EXERCISE REQUIREMENTS → Repeat the material verbatim and drop the pictures.

+++ EXTRACTED INFORMATION

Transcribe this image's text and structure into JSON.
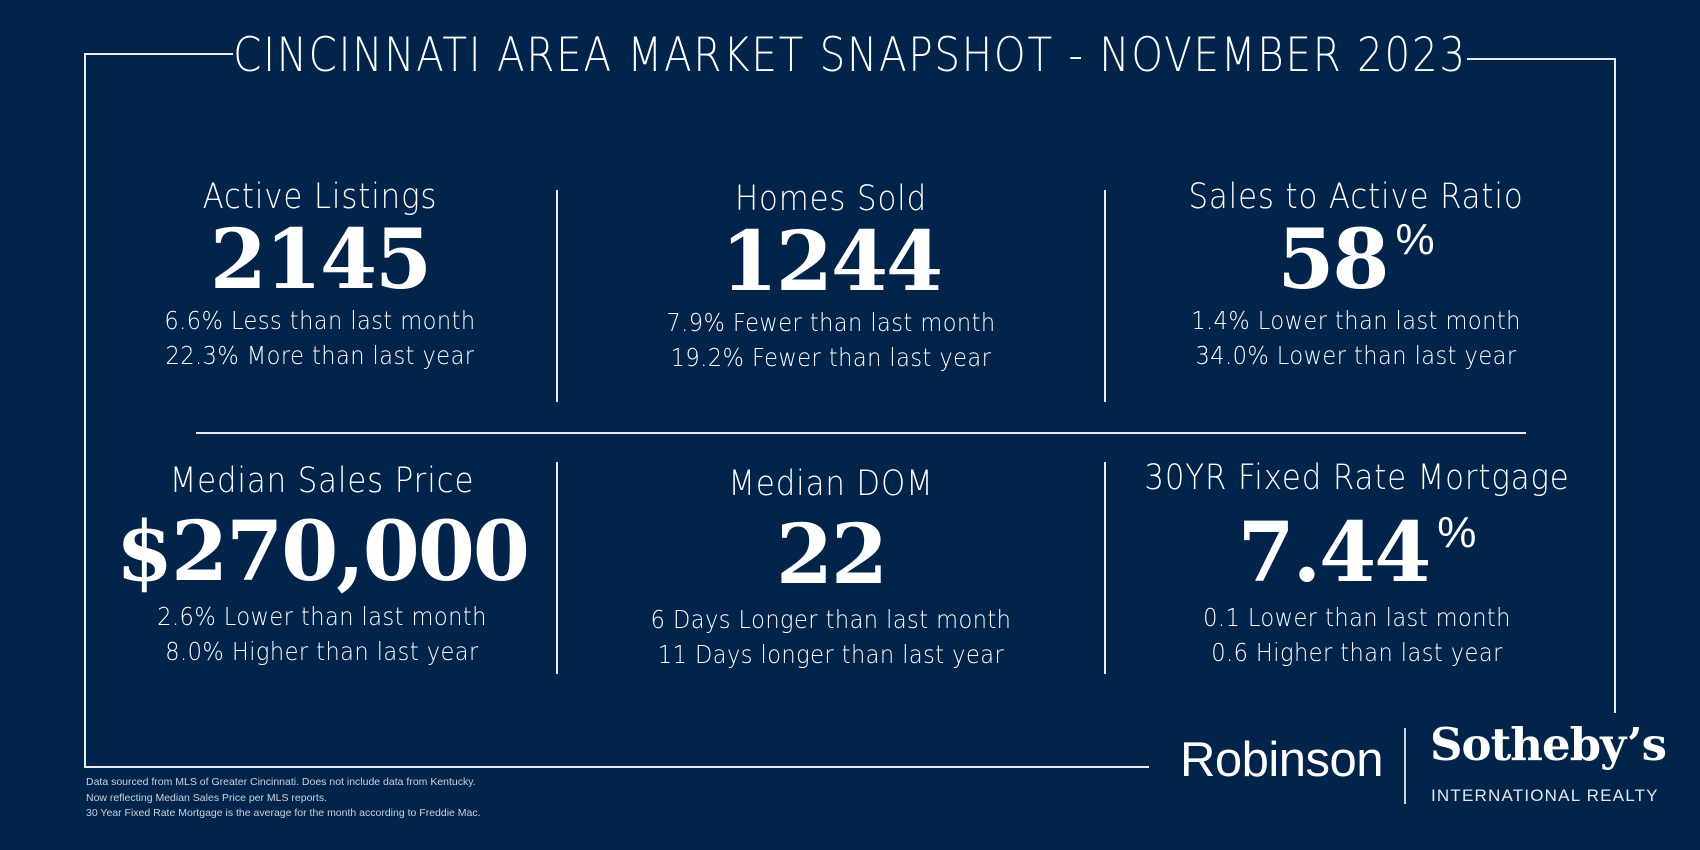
{
  "title": "CINCINNATI AREA MARKET SNAPSHOT - NOVEMBER 2023",
  "stats": [
    {
      "label": "Active Listings",
      "value": "2145",
      "unit": "",
      "line1": "6.6% Less than last month",
      "line2": "22.3% More than last year"
    },
    {
      "label": "Homes Sold",
      "value": "1244",
      "unit": "",
      "line1": "7.9% Fewer than last month",
      "line2": "19.2% Fewer than last year"
    },
    {
      "label": "Sales to Active Ratio",
      "value": "58",
      "unit": "%",
      "line1": "1.4% Lower than last month",
      "line2": "34.0% Lower than last year"
    },
    {
      "label": "Median Sales Price",
      "value": "$270,000",
      "unit": "",
      "line1": "2.6% Lower than last month",
      "line2": "8.0% Higher than last year"
    },
    {
      "label": "Median DOM",
      "value": "22",
      "unit": "",
      "line1": "6 Days Longer than last month",
      "line2": "11 Days longer than last year"
    },
    {
      "label": "30YR Fixed Rate Mortgage",
      "value": "7.44",
      "unit": "%",
      "line1": "0.1 Lower than last month",
      "line2": "0.6 Higher than last year"
    }
  ],
  "footnote": {
    "line1": "Data sourced from MLS of Greater Cincinnati.  Does not include data from Kentucky.",
    "line2": "Now reflecting Median Sales Price per MLS reports.",
    "line3": "30 Year Fixed Rate Mortgage is the average for the month according to Freddie Mac."
  },
  "logo": {
    "robinson": "Robinson",
    "sothebys": "Sotheby’s",
    "tagline": "INTERNATIONAL REALTY"
  },
  "colors": {
    "background": "#02234a",
    "text": "#ffffff",
    "lines": "#e9edf3"
  }
}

++++++

REPLY TO THE EXERCISE →
Transcribe this image's text and structure into JSON.
{
  "title": "CINCINNATI AREA MARKET SNAPSHOT - NOVEMBER 2023",
  "stats": [
    {
      "label": "Active Listings",
      "value": "2145",
      "unit": "",
      "line1": "6.6% Less than last month",
      "line2": "22.3% More than last year"
    },
    {
      "label": "Homes Sold",
      "value": "1244",
      "unit": "",
      "line1": "7.9% Fewer than last month",
      "line2": "19.2% Fewer than last year"
    },
    {
      "label": "Sales to Active Ratio",
      "value": "58",
      "unit": "%",
      "line1": "1.4% Lower than last month",
      "line2": "34.0% Lower than last year"
    },
    {
      "label": "Median Sales Price",
      "value": "$270,000",
      "unit": "",
      "line1": "2.6% Lower than last month",
      "line2": "8.0% Higher than last year"
    },
    {
      "label": "Median DOM",
      "value": "22",
      "unit": "",
      "line1": "6 Days Longer than last month",
      "line2": "11 Days longer than last year"
    },
    {
      "label": "30YR Fixed Rate Mortgage",
      "value": "7.44",
      "unit": "%",
      "line1": "0.1 Lower than last month",
      "line2": "0.6 Higher than last year"
    }
  ],
  "footnote": {
    "line1": "Data sourced from MLS of Greater Cincinnati.  Does not include data from Kentucky.",
    "line2": "Now reflecting Median Sales Price per MLS reports.",
    "line3": "30 Year Fixed Rate Mortgage is the average for the month according to Freddie Mac."
  },
  "logo": {
    "robinson": "Robinson",
    "sothebys": "Sotheby’s",
    "tagline": "INTERNATIONAL REALTY"
  },
  "colors": {
    "background": "#02234a",
    "text": "#ffffff",
    "lines": "#e9edf3"
  }
}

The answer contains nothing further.